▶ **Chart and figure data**
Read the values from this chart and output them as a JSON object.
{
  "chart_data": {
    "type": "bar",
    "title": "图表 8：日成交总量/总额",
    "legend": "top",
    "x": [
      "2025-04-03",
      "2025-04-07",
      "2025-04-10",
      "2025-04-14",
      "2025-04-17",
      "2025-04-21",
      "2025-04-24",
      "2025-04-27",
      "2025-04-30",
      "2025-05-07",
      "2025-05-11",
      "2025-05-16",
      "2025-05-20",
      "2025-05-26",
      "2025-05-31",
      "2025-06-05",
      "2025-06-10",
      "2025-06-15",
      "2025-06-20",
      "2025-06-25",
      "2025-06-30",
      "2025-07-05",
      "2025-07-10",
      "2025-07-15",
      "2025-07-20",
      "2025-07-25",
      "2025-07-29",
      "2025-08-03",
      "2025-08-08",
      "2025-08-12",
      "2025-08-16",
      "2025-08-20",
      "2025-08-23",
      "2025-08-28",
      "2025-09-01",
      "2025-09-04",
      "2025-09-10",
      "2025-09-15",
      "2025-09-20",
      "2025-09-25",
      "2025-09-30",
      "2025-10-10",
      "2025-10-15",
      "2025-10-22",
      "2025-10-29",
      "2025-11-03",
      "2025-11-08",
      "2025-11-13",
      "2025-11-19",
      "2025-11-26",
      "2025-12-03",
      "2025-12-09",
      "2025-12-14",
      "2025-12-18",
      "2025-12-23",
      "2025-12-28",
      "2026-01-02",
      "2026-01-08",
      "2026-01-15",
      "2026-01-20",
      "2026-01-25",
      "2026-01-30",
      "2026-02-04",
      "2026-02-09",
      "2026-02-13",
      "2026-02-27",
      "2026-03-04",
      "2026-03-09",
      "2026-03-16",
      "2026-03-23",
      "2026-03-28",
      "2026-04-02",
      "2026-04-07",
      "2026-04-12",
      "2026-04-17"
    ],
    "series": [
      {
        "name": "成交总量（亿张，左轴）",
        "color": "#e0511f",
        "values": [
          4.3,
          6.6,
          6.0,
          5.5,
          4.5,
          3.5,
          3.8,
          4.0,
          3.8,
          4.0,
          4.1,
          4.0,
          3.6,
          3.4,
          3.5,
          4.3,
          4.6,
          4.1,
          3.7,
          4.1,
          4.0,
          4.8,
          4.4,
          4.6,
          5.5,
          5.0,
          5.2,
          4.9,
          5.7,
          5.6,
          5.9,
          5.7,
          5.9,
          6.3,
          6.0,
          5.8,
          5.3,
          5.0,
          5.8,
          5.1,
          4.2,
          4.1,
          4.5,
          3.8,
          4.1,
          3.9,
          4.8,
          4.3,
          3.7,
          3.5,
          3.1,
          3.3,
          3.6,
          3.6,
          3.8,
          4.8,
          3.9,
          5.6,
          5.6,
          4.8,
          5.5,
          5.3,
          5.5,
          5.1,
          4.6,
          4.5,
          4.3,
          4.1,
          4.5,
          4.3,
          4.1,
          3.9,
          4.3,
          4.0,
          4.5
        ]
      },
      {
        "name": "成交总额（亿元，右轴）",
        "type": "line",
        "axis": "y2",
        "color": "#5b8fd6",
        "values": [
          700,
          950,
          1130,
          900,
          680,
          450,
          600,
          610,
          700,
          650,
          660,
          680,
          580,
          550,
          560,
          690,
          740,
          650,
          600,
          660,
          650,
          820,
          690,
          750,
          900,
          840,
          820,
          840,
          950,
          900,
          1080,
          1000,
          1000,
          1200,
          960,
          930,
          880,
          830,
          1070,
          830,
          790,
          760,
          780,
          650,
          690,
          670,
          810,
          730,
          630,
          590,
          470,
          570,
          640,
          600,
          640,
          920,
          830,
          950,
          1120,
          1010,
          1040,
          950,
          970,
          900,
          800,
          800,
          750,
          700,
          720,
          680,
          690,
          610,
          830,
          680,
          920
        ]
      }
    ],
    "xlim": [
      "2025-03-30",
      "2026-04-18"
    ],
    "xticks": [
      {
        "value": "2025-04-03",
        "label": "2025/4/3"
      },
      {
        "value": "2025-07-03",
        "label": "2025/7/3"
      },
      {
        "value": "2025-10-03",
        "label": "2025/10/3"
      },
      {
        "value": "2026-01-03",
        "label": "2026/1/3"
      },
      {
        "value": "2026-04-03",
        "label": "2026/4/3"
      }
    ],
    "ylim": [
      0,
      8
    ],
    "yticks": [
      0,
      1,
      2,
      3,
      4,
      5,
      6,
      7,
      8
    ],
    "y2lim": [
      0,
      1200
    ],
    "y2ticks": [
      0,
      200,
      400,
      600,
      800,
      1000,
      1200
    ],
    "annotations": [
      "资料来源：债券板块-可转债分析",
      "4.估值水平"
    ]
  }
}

▶ **GOAL**
Print out all the entries precisely as written.

▶ **RIGHT ANSWER**
Read the values from this chart and output them as a JSON object.
{
  "chart_data": {
    "type": "bar",
    "title": "图表 8：日成交总量/总额",
    "legend": "top",
    "x": [
      "2025-04-03",
      "2025-04-07",
      "2025-04-10",
      "2025-04-14",
      "2025-04-17",
      "2025-04-21",
      "2025-04-24",
      "2025-04-27",
      "2025-04-30",
      "2025-05-07",
      "2025-05-11",
      "2025-05-16",
      "2025-05-20",
      "2025-05-26",
      "2025-05-31",
      "2025-06-05",
      "2025-06-10",
      "2025-06-15",
      "2025-06-20",
      "2025-06-25",
      "2025-06-30",
      "2025-07-05",
      "2025-07-10",
      "2025-07-15",
      "2025-07-20",
      "2025-07-25",
      "2025-07-29",
      "2025-08-03",
      "2025-08-08",
      "2025-08-12",
      "2025-08-16",
      "2025-08-20",
      "2025-08-23",
      "2025-08-28",
      "2025-09-01",
      "2025-09-04",
      "2025-09-10",
      "2025-09-15",
      "2025-09-20",
      "2025-09-25",
      "2025-09-30",
      "2025-10-10",
      "2025-10-15",
      "2025-10-22",
      "2025-10-29",
      "2025-11-03",
      "2025-11-08",
      "2025-11-13",
      "2025-11-19",
      "2025-11-26",
      "2025-12-03",
      "2025-12-09",
      "2025-12-14",
      "2025-12-18",
      "2025-12-23",
      "2025-12-28",
      "2026-01-02",
      "2026-01-08",
      "2026-01-15",
      "2026-01-20",
      "2026-01-25",
      "2026-01-30",
      "2026-02-04",
      "2026-02-09",
      "2026-02-13",
      "2026-02-27",
      "2026-03-04",
      "2026-03-09",
      "2026-03-16",
      "2026-03-23",
      "2026-03-28",
      "2026-04-02",
      "2026-04-07",
      "2026-04-12",
      "2026-04-17"
    ],
    "series": [
      {
        "name": "成交总量（亿张，左轴）",
        "color": "#e0511f",
        "values": [
          4.3,
          6.6,
          6.0,
          5.5,
          4.5,
          3.5,
          3.8,
          4.0,
          3.8,
          4.0,
          4.1,
          4.0,
          3.6,
          3.4,
          3.5,
          4.3,
          4.6,
          4.1,
          3.7,
          4.1,
          4.0,
          4.8,
          4.4,
          4.6,
          5.5,
          5.0,
          5.2,
          4.9,
          5.7,
          5.6,
          5.9,
          5.7,
          5.9,
          6.3,
          6.0,
          5.8,
          5.3,
          5.0,
          5.8,
          5.1,
          4.2,
          4.1,
          4.5,
          3.8,
          4.1,
          3.9,
          4.8,
          4.3,
          3.7,
          3.5,
          3.1,
          3.3,
          3.6,
          3.6,
          3.8,
          4.8,
          3.9,
          5.6,
          5.6,
          4.8,
          5.5,
          5.3,
          5.5,
          5.1,
          4.6,
          4.5,
          4.3,
          4.1,
          4.5,
          4.3,
          4.1,
          3.9,
          4.3,
          4.0,
          4.5
        ]
      },
      {
        "name": "成交总额（亿元，右轴）",
        "type": "line",
        "axis": "y2",
        "color": "#5b8fd6",
        "values": [
          700,
          950,
          1130,
          900,
          680,
          450,
          600,
          610,
          700,
          650,
          660,
          680,
          580,
          550,
          560,
          690,
          740,
          650,
          600,
          660,
          650,
          820,
          690,
          750,
          900,
          840,
          820,
          840,
          950,
          900,
          1080,
          1000,
          1000,
          1200,
          960,
          930,
          880,
          830,
          1070,
          830,
          790,
          760,
          780,
          650,
          690,
          670,
          810,
          730,
          630,
          590,
          470,
          570,
          640,
          600,
          640,
          920,
          830,
          950,
          1120,
          1010,
          1040,
          950,
          970,
          900,
          800,
          800,
          750,
          700,
          720,
          680,
          690,
          610,
          830,
          680,
          920
        ]
      }
    ],
    "xlim": [
      "2025-03-30",
      "2026-04-18"
    ],
    "xticks": [
      {
        "value": "2025-04-03",
        "label": "2025/4/3"
      },
      {
        "value": "2025-07-03",
        "label": "2025/7/3"
      },
      {
        "value": "2025-10-03",
        "label": "2025/10/3"
      },
      {
        "value": "2026-01-03",
        "label": "2026/1/3"
      },
      {
        "value": "2026-04-03",
        "label": "2026/4/3"
      }
    ],
    "ylim": [
      0,
      8
    ],
    "yticks": [
      0,
      1,
      2,
      3,
      4,
      5,
      6,
      7,
      8
    ],
    "y2lim": [
      0,
      1200
    ],
    "y2ticks": [
      0,
      200,
      400,
      600,
      800,
      1000,
      1200
    ],
    "annotations": [
      "资料来源：债券板块-可转债分析",
      "4.估值水平"
    ]
  }
}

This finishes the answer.